The data below must be copied in full and without any change.

= TASK INPUT =
▬▬▬▬▬▬▬▬▬▬
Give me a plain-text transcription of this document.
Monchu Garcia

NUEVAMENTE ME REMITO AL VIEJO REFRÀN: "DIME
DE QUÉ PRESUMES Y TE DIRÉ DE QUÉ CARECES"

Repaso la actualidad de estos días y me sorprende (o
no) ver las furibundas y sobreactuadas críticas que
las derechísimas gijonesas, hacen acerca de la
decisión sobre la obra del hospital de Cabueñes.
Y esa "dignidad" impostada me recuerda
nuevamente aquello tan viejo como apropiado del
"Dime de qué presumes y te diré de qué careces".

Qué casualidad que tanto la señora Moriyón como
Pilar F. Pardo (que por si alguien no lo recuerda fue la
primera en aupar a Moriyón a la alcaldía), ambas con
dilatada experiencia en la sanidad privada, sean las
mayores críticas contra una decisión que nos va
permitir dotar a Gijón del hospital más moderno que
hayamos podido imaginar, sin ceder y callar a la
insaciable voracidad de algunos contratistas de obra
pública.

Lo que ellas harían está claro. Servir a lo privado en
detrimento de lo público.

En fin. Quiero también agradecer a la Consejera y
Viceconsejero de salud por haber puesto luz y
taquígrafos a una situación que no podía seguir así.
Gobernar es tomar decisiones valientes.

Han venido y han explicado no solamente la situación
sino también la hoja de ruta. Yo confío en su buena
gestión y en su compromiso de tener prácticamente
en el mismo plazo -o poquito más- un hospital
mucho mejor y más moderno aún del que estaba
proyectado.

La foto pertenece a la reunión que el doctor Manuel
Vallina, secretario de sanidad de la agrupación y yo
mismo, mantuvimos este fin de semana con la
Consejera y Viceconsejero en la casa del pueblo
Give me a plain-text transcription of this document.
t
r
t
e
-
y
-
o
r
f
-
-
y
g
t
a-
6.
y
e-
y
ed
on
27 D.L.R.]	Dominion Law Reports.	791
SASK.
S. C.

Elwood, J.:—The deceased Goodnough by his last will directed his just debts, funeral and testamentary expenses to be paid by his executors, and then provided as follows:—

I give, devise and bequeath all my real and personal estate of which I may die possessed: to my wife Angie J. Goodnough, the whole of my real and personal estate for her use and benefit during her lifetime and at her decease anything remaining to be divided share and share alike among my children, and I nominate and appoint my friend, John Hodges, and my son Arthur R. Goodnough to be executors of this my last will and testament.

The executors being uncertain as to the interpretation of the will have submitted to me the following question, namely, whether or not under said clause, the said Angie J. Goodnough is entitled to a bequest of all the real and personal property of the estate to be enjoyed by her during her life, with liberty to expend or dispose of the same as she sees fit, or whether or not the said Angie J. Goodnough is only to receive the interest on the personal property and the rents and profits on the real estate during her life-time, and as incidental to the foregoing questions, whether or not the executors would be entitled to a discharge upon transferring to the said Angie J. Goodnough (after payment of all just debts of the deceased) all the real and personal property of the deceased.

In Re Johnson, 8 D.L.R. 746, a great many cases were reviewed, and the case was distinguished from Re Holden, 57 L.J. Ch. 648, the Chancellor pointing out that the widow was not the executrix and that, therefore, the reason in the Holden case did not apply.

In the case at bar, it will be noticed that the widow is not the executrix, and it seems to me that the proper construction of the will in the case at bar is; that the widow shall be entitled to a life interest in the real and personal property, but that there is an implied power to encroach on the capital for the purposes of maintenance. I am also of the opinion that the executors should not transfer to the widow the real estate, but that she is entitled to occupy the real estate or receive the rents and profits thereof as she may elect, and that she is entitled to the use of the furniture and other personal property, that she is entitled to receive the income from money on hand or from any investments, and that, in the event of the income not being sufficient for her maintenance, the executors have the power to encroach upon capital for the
▬▬▬▬▬▬▬▬▬▬
= SOLUTION BELOW =
Give me a plain-text transcription of this document.
Monchu Garcia

NUEVAMENTE ME REMITO AL VIEJO REFRÀN: "DIME
DE QUÉ PRESUMES Y TE DIRÉ DE QUÉ CARECES"

Repaso la actualidad de estos días y me sorprende (o
no) ver las furibundas y sobreactuadas críticas que
las derechísimas gijonesas, hacen acerca de la
decisión sobre la obra del hospital de Cabueñes.
Y esa "dignidad" impostada me recuerda
nuevamente aquello tan viejo como apropiado del
"Dime de qué presumes y te diré de qué careces".

Qué casualidad que tanto la señora Moriyón como
Pilar F. Pardo (que por si alguien no lo recuerda fue la
primera en aupar a Moriyón a la alcaldía), ambas con
dilatada experiencia en la sanidad privada, sean las
mayores críticas contra una decisión que nos va
permitir dotar a Gijón del hospital más moderno que
hayamos podido imaginar, sin ceder y callar a la
insaciable voracidad de algunos contratistas de obra
pública.

Lo que ellas harían está claro. Servir a lo privado en
detrimento de lo público.

En fin. Quiero también agradecer a la Consejera y
Viceconsejero de salud por haber puesto luz y
taquígrafos a una situación que no podía seguir así.
Gobernar es tomar decisiones valientes.

Han venido y han explicado no solamente la situación
sino también la hoja de ruta. Yo confío en su buena
gestión y en su compromiso de tener prácticamente
en el mismo plazo -o poquito más- un hospital
mucho mejor y más moderno aún del que estaba
proyectado.

La foto pertenece a la reunión que el doctor Manuel
Vallina, secretario de sanidad de la agrupación y yo
mismo, mantuvimos este fin de semana con la
Consejera y Viceconsejero en la casa del pueblo
Give me a plain-text transcription of this document.
t
r
t
e
-
y
-
o
r
f
-
-
y
g
t
a-
6.
y
e-
y
ed
on
27 D.L.R.]	Dominion Law Reports.	791
SASK.
S. C.

Elwood, J.:—The deceased Goodnough by his last will directed his just debts, funeral and testamentary expenses to be paid by his executors, and then provided as follows:—

I give, devise and bequeath all my real and personal estate of which I may die possessed: to my wife Angie J. Goodnough, the whole of my real and personal estate for her use and benefit during her lifetime and at her decease anything remaining to be divided share and share alike among my children, and I nominate and appoint my friend, John Hodges, and my son Arthur R. Goodnough to be executors of this my last will and testament.

The executors being uncertain as to the interpretation of the will have submitted to me the following question, namely, whether or not under said clause, the said Angie J. Goodnough is entitled to a bequest of all the real and personal property of the estate to be enjoyed by her during her life, with liberty to expend or dispose of the same as she sees fit, or whether or not the said Angie J. Goodnough is only to receive the interest on the personal property and the rents and profits on the real estate during her life-time, and as incidental to the foregoing questions, whether or not the executors would be entitled to a discharge upon transferring to the said Angie J. Goodnough (after payment of all just debts of the deceased) all the real and personal property of the deceased.

In Re Johnson, 8 D.L.R. 746, a great many cases were reviewed, and the case was distinguished from Re Holden, 57 L.J. Ch. 648, the Chancellor pointing out that the widow was not the executrix and that, therefore, the reason in the Holden case did not apply.

In the case at bar, it will be noticed that the widow is not the executrix, and it seems to me that the proper construction of the will in the case at bar is; that the widow shall be entitled to a life interest in the real and personal property, but that there is an implied power to encroach on the capital for the purposes of maintenance. I am also of the opinion that the executors should not transfer to the widow the real estate, but that she is entitled to occupy the real estate or receive the rents and profits thereof as she may elect, and that she is entitled to the use of the furniture and other personal property, that she is entitled to receive the income from money on hand or from any investments, and that, in the event of the income not being sufficient for her maintenance, the executors have the power to encroach upon capital for the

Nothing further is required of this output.